# SUPPLIED DATA:
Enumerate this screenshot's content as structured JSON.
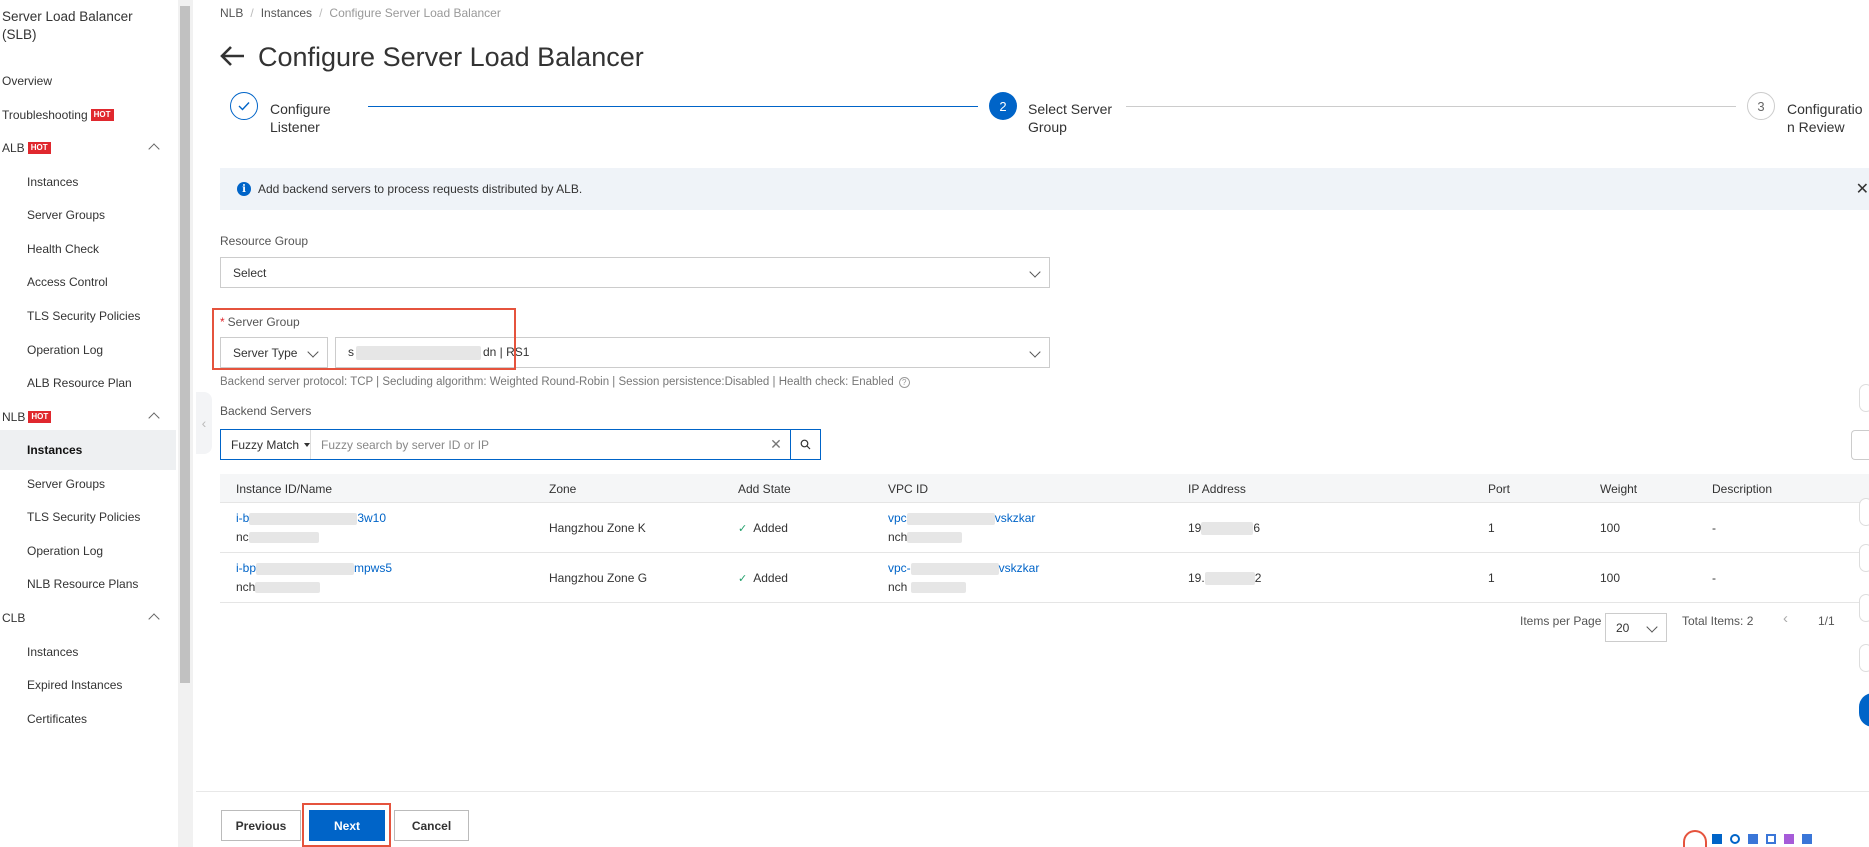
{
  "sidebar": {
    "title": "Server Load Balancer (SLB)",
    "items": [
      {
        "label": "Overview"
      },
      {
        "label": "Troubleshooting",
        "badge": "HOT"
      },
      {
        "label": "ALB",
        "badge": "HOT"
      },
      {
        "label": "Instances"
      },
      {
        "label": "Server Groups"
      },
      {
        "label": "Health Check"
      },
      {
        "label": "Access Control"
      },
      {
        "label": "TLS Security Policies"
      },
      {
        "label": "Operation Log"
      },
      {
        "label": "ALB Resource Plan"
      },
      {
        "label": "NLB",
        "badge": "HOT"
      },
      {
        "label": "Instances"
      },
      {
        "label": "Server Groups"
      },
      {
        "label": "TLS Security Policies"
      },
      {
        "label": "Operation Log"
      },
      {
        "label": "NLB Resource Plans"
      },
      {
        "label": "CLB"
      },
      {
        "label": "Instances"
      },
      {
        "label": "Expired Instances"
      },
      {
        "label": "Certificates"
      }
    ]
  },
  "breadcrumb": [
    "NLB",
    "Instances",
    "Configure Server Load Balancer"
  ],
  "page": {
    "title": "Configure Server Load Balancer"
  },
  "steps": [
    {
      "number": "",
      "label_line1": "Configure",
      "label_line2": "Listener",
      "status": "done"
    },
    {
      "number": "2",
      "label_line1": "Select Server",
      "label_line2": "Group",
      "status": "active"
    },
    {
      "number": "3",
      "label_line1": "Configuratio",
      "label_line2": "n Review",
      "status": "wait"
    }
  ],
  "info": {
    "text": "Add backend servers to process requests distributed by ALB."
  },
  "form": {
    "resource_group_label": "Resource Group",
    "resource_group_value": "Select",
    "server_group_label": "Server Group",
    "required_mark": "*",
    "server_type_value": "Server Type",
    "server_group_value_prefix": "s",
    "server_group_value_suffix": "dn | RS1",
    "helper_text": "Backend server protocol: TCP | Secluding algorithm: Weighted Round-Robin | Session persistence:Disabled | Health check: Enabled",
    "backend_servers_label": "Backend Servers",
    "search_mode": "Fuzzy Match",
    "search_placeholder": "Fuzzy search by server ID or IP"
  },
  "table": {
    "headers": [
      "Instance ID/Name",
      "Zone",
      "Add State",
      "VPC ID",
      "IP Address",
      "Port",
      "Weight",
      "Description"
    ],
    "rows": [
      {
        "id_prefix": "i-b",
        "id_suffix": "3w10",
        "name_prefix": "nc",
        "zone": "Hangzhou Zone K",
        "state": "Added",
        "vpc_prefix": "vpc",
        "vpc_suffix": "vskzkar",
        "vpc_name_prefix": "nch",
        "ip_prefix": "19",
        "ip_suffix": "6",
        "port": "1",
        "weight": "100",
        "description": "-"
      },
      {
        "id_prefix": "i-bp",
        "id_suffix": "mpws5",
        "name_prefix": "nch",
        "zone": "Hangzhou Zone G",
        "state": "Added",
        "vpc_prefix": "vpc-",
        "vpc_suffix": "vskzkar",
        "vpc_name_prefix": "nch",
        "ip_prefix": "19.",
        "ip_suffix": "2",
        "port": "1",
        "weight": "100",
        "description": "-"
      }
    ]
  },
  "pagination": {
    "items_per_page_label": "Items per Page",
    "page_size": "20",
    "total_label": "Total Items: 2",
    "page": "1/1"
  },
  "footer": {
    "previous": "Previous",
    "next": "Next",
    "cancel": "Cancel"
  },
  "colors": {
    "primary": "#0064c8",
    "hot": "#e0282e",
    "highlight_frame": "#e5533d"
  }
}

--

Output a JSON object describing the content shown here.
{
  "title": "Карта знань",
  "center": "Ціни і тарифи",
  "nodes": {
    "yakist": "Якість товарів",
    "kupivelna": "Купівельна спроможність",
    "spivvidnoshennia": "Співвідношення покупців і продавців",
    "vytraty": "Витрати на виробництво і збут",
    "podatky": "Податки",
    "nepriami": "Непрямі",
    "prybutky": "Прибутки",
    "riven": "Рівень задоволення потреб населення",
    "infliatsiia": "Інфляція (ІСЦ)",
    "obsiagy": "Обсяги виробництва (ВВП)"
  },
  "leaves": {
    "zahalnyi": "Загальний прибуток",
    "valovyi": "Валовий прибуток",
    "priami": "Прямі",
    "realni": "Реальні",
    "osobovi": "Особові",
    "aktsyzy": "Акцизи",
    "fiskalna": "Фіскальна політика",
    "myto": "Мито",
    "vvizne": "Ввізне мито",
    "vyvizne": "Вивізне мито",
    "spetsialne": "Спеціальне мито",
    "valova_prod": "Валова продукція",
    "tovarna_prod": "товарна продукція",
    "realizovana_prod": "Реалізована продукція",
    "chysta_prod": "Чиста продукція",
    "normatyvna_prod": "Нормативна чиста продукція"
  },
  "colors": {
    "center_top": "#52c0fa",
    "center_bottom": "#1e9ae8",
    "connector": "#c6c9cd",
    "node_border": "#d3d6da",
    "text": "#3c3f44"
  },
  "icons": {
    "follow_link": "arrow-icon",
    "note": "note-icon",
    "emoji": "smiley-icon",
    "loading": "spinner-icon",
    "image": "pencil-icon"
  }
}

--

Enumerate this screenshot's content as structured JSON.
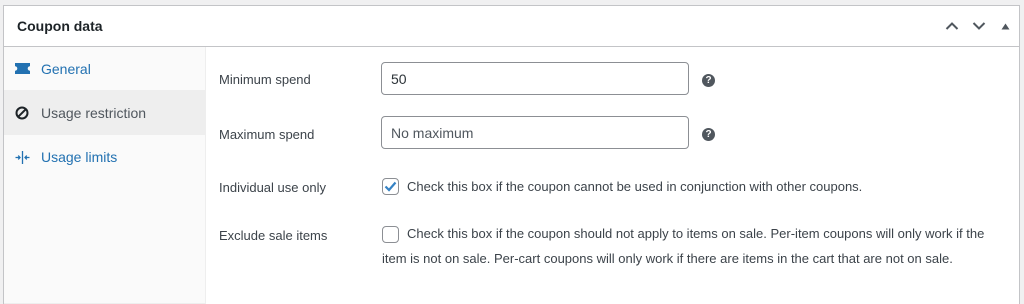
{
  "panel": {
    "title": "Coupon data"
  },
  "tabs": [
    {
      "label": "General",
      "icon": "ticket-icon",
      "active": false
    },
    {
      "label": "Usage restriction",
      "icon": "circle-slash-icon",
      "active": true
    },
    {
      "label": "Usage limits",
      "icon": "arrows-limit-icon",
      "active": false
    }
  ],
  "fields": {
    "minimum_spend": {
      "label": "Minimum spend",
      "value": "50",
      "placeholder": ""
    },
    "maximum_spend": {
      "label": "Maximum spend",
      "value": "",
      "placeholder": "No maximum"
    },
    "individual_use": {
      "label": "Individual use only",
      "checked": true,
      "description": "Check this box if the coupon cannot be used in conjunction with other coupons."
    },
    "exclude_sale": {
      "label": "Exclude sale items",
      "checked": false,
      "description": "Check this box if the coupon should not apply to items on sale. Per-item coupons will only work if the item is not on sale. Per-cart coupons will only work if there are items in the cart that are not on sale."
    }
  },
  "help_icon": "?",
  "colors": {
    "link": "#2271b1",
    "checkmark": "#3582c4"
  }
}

# WHAT NEEDS TO BE DONE:
How many of the lines above include the string "Usage"? Reply with the number by itself.

# CORRECT OUTPUT:
2